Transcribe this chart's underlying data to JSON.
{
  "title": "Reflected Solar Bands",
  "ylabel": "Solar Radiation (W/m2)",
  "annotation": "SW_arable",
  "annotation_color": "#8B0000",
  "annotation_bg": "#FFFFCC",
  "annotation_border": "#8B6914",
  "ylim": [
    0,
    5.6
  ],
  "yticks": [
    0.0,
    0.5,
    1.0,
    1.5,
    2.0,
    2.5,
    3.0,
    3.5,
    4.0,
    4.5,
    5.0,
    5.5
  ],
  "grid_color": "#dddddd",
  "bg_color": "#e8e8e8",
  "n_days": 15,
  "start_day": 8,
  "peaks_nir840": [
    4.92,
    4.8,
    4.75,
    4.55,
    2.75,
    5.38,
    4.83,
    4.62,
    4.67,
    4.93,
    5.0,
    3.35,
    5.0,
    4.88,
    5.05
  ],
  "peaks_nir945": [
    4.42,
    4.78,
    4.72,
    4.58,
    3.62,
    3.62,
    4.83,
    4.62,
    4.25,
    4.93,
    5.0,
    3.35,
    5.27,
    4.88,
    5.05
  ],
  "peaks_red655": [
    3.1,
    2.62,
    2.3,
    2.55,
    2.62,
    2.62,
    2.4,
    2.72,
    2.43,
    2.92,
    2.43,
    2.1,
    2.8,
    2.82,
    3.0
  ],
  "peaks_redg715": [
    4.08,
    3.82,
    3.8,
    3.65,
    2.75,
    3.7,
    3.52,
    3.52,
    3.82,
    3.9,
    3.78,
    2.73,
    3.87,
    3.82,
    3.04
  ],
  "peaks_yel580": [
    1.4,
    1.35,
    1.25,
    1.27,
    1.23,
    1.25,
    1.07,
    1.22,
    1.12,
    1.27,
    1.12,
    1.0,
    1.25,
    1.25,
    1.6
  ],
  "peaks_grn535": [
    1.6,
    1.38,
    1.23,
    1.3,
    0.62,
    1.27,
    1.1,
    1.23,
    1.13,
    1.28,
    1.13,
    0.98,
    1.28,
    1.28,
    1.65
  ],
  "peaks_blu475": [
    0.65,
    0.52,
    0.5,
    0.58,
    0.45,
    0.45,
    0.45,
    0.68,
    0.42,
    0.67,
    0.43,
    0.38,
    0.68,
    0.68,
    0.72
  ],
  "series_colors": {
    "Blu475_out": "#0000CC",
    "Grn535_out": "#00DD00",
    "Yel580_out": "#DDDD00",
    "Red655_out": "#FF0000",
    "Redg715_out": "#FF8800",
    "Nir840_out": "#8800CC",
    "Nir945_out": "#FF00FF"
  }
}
....
▶ _REQUIRED TASK_
Repeat all of the records above exactly as they appear.

▶ _ANSWER BELOW_
Transcribe this chart's underlying data to JSON.
{
  "title": "Reflected Solar Bands",
  "ylabel": "Solar Radiation (W/m2)",
  "annotation": "SW_arable",
  "annotation_color": "#8B0000",
  "annotation_bg": "#FFFFCC",
  "annotation_border": "#8B6914",
  "ylim": [
    0,
    5.6
  ],
  "yticks": [
    0.0,
    0.5,
    1.0,
    1.5,
    2.0,
    2.5,
    3.0,
    3.5,
    4.0,
    4.5,
    5.0,
    5.5
  ],
  "grid_color": "#dddddd",
  "bg_color": "#e8e8e8",
  "n_days": 15,
  "start_day": 8,
  "peaks_nir840": [
    4.92,
    4.8,
    4.75,
    4.55,
    2.75,
    5.38,
    4.83,
    4.62,
    4.67,
    4.93,
    5.0,
    3.35,
    5.0,
    4.88,
    5.05
  ],
  "peaks_nir945": [
    4.42,
    4.78,
    4.72,
    4.58,
    3.62,
    3.62,
    4.83,
    4.62,
    4.25,
    4.93,
    5.0,
    3.35,
    5.27,
    4.88,
    5.05
  ],
  "peaks_red655": [
    3.1,
    2.62,
    2.3,
    2.55,
    2.62,
    2.62,
    2.4,
    2.72,
    2.43,
    2.92,
    2.43,
    2.1,
    2.8,
    2.82,
    3.0
  ],
  "peaks_redg715": [
    4.08,
    3.82,
    3.8,
    3.65,
    2.75,
    3.7,
    3.52,
    3.52,
    3.82,
    3.9,
    3.78,
    2.73,
    3.87,
    3.82,
    3.04
  ],
  "peaks_yel580": [
    1.4,
    1.35,
    1.25,
    1.27,
    1.23,
    1.25,
    1.07,
    1.22,
    1.12,
    1.27,
    1.12,
    1.0,
    1.25,
    1.25,
    1.6
  ],
  "peaks_grn535": [
    1.6,
    1.38,
    1.23,
    1.3,
    0.62,
    1.27,
    1.1,
    1.23,
    1.13,
    1.28,
    1.13,
    0.98,
    1.28,
    1.28,
    1.65
  ],
  "peaks_blu475": [
    0.65,
    0.52,
    0.5,
    0.58,
    0.45,
    0.45,
    0.45,
    0.68,
    0.42,
    0.67,
    0.43,
    0.38,
    0.68,
    0.68,
    0.72
  ],
  "series_colors": {
    "Blu475_out": "#0000CC",
    "Grn535_out": "#00DD00",
    "Yel580_out": "#DDDD00",
    "Red655_out": "#FF0000",
    "Redg715_out": "#FF8800",
    "Nir840_out": "#8800CC",
    "Nir945_out": "#FF00FF"
  }
}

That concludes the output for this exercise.